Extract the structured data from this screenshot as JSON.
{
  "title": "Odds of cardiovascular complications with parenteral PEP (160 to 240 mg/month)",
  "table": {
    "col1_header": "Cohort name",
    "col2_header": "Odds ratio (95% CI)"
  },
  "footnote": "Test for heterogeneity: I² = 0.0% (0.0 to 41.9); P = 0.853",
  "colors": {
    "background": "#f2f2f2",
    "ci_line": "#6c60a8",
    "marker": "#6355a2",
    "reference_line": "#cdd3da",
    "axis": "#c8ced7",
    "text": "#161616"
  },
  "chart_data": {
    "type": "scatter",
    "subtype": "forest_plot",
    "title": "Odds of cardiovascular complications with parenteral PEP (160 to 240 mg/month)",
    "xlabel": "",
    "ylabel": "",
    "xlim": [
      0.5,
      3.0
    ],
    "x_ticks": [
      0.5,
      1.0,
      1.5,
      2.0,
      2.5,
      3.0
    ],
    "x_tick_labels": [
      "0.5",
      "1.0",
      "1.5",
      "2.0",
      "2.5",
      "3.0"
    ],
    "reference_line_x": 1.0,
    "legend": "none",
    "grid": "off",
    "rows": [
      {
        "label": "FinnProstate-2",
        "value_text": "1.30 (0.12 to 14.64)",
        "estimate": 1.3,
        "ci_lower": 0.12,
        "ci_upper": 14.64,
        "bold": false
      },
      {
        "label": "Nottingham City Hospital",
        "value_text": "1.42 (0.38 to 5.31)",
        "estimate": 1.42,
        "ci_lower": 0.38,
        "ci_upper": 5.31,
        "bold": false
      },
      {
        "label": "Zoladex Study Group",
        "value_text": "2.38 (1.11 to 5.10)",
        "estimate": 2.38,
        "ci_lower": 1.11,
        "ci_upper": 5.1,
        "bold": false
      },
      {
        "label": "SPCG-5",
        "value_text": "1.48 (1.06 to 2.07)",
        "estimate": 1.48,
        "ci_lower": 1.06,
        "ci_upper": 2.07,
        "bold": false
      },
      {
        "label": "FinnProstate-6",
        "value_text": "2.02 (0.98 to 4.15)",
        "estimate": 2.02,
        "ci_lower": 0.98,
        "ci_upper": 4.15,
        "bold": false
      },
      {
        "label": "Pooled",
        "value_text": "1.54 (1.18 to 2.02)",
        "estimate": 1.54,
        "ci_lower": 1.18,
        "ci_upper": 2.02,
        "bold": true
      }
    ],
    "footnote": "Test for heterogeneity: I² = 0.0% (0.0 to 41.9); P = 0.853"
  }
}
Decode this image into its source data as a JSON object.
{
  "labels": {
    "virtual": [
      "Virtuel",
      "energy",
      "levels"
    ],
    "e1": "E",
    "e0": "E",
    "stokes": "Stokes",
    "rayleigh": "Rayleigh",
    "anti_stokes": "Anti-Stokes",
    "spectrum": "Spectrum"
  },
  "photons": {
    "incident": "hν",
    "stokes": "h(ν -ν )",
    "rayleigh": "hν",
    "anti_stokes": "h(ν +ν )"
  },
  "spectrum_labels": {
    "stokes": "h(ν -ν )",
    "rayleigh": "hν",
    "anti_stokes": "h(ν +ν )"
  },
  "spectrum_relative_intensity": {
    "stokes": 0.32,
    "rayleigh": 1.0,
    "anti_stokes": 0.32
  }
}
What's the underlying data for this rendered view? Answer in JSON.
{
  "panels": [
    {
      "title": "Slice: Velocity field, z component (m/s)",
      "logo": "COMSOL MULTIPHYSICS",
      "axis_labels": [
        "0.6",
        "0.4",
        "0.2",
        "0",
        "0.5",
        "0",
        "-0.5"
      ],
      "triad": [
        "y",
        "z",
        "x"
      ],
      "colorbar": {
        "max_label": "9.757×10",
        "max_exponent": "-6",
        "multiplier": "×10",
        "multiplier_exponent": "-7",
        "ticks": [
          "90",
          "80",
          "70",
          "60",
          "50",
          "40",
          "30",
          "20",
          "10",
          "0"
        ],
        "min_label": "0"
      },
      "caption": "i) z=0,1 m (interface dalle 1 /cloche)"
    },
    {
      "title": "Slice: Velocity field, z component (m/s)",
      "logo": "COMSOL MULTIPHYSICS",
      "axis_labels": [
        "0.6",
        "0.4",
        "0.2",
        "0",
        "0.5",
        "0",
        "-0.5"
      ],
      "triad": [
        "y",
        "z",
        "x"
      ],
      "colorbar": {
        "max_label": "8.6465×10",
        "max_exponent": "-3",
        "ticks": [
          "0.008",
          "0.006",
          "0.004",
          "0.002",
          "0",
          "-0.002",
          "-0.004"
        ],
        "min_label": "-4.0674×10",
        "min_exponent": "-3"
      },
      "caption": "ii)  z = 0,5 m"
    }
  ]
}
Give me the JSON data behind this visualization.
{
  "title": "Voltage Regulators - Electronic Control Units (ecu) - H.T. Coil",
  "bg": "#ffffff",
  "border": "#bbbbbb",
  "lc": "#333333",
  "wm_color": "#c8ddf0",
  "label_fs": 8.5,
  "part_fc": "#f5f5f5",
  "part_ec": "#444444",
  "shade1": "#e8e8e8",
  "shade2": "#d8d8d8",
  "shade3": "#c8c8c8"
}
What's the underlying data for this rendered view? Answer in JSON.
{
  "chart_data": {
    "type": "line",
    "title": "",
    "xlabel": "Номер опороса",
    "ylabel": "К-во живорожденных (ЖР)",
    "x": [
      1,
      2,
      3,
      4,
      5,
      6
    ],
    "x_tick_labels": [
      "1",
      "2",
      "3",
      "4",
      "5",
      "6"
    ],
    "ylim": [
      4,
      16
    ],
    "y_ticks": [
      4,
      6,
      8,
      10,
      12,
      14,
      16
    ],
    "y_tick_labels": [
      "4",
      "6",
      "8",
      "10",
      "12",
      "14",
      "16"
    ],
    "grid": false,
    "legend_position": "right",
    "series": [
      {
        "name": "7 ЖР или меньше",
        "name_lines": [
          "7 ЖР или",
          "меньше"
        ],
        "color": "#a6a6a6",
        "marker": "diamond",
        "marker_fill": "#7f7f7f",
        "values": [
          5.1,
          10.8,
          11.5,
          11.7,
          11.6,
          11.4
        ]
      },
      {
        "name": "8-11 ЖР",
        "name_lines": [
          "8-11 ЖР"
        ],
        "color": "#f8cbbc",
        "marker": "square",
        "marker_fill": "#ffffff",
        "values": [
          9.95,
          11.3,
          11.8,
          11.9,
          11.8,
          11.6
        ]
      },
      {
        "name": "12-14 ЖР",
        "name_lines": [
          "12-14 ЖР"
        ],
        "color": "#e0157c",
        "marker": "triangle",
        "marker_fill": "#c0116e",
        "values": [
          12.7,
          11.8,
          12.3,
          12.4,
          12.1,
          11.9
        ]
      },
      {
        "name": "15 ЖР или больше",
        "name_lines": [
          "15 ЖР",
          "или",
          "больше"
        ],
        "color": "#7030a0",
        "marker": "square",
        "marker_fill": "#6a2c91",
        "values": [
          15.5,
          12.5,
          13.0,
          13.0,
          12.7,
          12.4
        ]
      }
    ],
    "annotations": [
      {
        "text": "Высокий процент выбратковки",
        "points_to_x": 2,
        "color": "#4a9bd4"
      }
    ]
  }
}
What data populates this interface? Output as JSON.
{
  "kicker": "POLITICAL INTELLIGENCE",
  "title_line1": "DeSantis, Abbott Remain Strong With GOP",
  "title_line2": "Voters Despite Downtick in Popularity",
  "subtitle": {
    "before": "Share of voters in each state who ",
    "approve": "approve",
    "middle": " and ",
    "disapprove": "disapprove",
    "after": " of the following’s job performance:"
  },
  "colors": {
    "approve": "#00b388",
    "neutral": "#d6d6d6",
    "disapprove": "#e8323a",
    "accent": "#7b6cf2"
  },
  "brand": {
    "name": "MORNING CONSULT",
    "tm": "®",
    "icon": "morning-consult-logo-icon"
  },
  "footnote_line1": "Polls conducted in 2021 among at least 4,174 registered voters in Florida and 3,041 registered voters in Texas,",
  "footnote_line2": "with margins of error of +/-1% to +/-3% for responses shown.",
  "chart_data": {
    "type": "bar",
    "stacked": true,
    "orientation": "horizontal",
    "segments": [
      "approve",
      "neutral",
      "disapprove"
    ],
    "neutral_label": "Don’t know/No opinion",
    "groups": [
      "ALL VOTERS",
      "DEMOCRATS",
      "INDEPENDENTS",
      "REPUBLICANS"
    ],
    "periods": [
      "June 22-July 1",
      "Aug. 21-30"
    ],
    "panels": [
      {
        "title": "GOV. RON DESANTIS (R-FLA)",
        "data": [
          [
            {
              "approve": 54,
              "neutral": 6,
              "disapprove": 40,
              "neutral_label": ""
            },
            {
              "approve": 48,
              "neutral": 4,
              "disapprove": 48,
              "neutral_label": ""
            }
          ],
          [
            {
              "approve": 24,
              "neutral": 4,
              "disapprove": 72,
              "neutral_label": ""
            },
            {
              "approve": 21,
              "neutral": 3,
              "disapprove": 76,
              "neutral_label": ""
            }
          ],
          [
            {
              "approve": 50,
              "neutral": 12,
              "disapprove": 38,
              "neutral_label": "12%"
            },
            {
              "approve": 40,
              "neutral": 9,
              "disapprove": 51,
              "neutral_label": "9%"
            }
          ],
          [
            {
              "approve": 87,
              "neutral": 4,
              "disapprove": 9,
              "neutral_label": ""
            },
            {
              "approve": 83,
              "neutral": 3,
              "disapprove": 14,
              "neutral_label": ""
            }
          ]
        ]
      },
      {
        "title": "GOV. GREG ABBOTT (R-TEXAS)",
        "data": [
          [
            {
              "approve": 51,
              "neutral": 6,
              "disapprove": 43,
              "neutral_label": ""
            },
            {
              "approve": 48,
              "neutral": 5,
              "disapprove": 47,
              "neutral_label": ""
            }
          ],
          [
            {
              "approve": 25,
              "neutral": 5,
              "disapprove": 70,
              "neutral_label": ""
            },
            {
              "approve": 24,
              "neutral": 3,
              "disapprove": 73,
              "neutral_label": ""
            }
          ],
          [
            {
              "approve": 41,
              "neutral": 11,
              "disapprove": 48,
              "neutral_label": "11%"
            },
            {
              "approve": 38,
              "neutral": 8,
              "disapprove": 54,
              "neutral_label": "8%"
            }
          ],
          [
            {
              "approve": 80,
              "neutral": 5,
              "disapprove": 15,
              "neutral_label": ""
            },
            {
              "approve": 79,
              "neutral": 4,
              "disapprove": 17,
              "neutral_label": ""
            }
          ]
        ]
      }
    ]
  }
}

-*-*-

- **Aim of the exercise**: Copy each line of the records containing the string "cardiovascular".

- **Exercise response**:
  "title": "Odds of cardiovascular complications with parenteral PEP (160 to 240 mg/month)",
    "title": "Odds of cardiovascular complications with parenteral PEP (160 to 240 mg/month)",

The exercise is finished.